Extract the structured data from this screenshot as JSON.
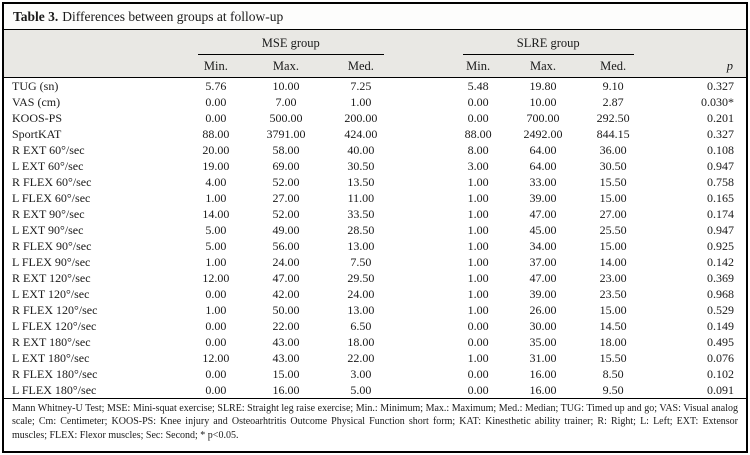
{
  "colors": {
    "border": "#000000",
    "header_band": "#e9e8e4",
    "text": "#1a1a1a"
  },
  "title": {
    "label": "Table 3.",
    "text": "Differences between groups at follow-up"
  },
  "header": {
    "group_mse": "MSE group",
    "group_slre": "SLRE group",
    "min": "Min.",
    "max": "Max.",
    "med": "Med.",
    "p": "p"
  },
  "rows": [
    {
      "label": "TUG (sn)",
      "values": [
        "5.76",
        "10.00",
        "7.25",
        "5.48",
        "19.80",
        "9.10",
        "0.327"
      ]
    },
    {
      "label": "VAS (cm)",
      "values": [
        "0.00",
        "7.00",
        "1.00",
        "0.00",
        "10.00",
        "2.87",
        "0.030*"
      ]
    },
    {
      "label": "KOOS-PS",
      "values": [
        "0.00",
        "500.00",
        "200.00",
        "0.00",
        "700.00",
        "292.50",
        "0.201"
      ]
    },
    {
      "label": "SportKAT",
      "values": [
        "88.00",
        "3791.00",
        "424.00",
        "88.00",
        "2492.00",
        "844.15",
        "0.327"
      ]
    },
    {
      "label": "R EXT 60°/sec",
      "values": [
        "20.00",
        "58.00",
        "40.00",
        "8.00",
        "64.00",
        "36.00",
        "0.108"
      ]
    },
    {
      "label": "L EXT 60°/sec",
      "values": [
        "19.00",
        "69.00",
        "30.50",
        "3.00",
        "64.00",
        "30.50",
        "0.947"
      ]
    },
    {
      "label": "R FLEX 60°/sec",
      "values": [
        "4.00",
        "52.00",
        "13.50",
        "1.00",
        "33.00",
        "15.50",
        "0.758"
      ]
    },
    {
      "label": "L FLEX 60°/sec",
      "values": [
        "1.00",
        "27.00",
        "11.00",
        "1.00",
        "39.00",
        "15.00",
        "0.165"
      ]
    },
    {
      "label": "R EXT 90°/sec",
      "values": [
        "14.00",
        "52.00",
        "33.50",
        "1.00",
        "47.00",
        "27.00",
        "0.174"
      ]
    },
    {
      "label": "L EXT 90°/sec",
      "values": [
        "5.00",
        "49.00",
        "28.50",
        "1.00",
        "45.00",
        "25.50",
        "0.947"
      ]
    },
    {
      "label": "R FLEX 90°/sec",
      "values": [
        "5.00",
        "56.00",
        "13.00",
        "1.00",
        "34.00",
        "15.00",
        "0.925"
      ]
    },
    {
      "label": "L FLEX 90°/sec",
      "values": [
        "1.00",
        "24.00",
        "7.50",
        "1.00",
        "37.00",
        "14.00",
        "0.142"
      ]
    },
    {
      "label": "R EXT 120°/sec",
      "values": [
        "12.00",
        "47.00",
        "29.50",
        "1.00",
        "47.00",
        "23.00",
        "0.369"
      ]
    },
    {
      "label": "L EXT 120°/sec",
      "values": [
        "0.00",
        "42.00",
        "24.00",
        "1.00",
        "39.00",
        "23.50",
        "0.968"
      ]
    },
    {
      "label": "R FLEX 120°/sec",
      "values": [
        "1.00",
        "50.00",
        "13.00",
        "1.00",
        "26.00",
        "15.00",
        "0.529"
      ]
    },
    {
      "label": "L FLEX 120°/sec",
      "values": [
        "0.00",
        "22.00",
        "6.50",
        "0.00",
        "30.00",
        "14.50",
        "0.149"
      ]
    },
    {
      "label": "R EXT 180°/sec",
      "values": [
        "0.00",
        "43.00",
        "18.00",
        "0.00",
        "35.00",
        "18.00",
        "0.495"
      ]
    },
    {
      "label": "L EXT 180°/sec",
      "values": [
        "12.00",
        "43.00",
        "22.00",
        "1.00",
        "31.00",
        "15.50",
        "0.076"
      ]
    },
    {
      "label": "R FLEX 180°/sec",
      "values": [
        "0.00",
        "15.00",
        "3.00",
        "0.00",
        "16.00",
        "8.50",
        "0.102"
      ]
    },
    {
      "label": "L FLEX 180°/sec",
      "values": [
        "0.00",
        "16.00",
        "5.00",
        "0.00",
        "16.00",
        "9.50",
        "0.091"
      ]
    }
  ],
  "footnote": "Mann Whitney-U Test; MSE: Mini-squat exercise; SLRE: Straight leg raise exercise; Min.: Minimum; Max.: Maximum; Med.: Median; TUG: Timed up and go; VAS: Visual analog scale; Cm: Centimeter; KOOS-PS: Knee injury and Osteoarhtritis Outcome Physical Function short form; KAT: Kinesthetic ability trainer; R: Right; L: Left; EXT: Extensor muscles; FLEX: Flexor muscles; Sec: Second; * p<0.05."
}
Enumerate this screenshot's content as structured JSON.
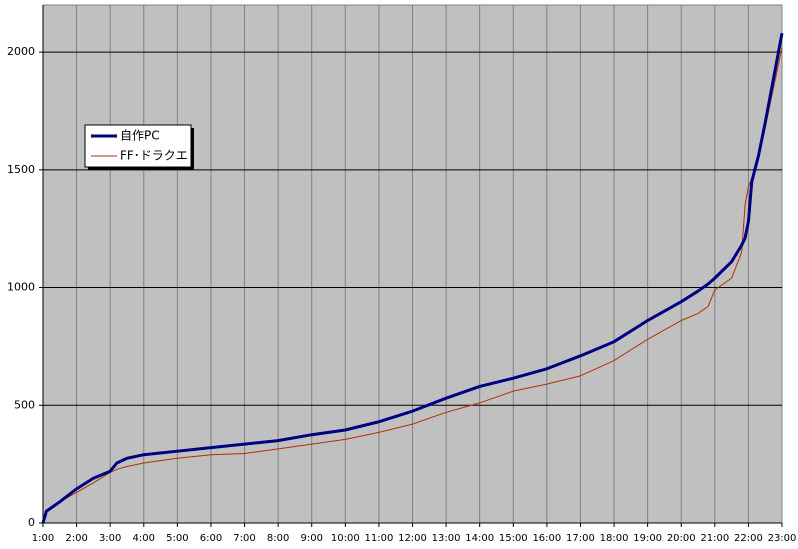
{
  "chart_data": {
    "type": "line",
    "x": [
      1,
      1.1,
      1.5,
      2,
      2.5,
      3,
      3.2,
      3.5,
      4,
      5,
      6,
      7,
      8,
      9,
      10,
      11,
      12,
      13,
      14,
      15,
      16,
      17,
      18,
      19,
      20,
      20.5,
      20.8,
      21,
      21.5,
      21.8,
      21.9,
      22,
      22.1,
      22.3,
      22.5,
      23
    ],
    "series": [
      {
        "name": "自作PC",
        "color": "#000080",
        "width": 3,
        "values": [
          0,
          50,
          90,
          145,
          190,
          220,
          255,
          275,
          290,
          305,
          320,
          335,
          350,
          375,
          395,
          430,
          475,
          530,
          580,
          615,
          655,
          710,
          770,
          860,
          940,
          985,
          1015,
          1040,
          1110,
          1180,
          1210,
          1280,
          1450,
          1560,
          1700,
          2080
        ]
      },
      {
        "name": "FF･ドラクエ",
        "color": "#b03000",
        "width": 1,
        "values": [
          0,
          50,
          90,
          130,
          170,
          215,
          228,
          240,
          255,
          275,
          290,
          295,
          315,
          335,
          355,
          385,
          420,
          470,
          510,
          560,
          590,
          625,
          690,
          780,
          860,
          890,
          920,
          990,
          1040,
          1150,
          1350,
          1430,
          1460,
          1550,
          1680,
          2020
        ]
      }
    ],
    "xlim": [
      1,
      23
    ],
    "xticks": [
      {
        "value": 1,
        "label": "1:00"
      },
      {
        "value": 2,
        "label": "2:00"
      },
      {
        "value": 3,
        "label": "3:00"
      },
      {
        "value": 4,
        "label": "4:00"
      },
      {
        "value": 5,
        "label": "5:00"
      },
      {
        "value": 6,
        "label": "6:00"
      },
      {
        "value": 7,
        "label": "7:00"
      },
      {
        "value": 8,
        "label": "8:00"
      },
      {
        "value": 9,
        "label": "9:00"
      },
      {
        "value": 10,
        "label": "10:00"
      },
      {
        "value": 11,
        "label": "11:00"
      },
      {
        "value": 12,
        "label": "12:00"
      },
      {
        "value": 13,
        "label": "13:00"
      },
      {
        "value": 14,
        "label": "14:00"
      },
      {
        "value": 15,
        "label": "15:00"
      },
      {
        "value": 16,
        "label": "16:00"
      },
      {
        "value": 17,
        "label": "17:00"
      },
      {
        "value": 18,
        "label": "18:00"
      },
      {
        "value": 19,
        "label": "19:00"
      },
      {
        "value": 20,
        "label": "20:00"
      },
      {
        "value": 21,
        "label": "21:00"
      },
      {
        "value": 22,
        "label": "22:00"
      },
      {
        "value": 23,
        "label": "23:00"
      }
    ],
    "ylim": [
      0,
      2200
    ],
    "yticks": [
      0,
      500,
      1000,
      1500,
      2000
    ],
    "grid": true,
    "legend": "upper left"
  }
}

========

### GIVEN PROBLEM
Locate the word "this" in the records above, and return each line that has it.

### FULL RESPONSE
Extract the structured data from this screenshot as JSON.
Enumerate this screenshot's content as structured JSON.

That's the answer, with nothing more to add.